DATASET start

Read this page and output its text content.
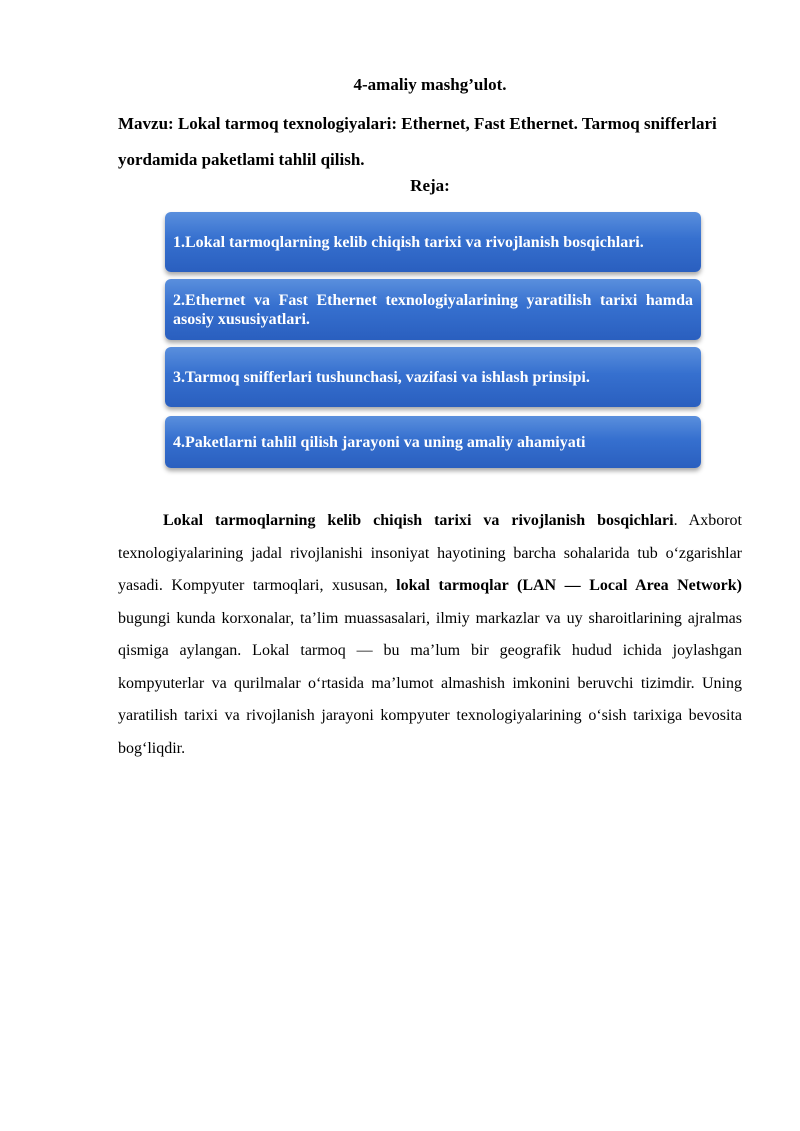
4-amaliy mashg’ulot.

Mavzu: Lokal tarmoq texnologiyalari: Ethernet, Fast Ethernet. Tarmoq snifferlari yordamida paketlami tahlil qilish.

Reja:

1.Lokal tarmoqlarning kelib chiqish tarixi va rivojlanish bosqichlari.
2.Ethernet va Fast Ethernet texnologiyalarining yaratilish tarixi hamda asosiy xususiyatlari.
3.Tarmoq snifferlari tushunchasi, vazifasi va ishlash prinsipi.
4.Paketlarni tahlil qilish jarayoni va uning amaliy ahamiyati

Lokal tarmoqlarning kelib chiqish tarixi va rivojlanish bosqichlari. Axborot texnologiyalarining jadal rivojlanishi insoniyat hayotining barcha sohalarida tub o‘zgarishlar yasadi. Kompyuter tarmoqlari, xususan, lokal tarmoqlar (LAN — Local Area Network) bugungi kunda korxonalar, ta’lim muassasalari, ilmiy markazlar va uy sharoitlarining ajralmas qismiga aylangan. Lokal tarmoq — bu ma’lum bir geografik hudud ichida joylashgan kompyuterlar va qurilmalar o‘rtasida ma’lumot almashish imkonini beruvchi tizimdir. Uning yaratilish tarixi va rivojlanish jarayoni kompyuter texnologiyalarining o‘sish tarixiga bevosita bog‘liqdir.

DATASET end

• PROBLEM TO WORK ON: Reproduce the data verbatim. Do not carry any picture into the copy.

• FULL RESPONSE:
Read this page and output its text content.
4-amaliy mashg’ulot.

Mavzu: Lokal tarmoq texnologiyalari: Ethernet, Fast Ethernet. Tarmoq snifferlari yordamida paketlami tahlil qilish.

Reja:

1.Lokal tarmoqlarning kelib chiqish tarixi va rivojlanish bosqichlari.
2.Ethernet va Fast Ethernet texnologiyalarining yaratilish tarixi hamda asosiy xususiyatlari.
3.Tarmoq snifferlari tushunchasi, vazifasi va ishlash prinsipi.
4.Paketlarni tahlil qilish jarayoni va uning amaliy ahamiyati

Lokal tarmoqlarning kelib chiqish tarixi va rivojlanish bosqichlari. Axborot texnologiyalarining jadal rivojlanishi insoniyat hayotining barcha sohalarida tub o‘zgarishlar yasadi. Kompyuter tarmoqlari, xususan, lokal tarmoqlar (LAN — Local Area Network) bugungi kunda korxonalar, ta’lim muassasalari, ilmiy markazlar va uy sharoitlarining ajralmas qismiga aylangan. Lokal tarmoq — bu ma’lum bir geografik hudud ichida joylashgan kompyuterlar va qurilmalar o‘rtasida ma’lumot almashish imkonini beruvchi tizimdir. Uning yaratilish tarixi va rivojlanish jarayoni kompyuter texnologiyalarining o‘sish tarixiga bevosita bog‘liqdir.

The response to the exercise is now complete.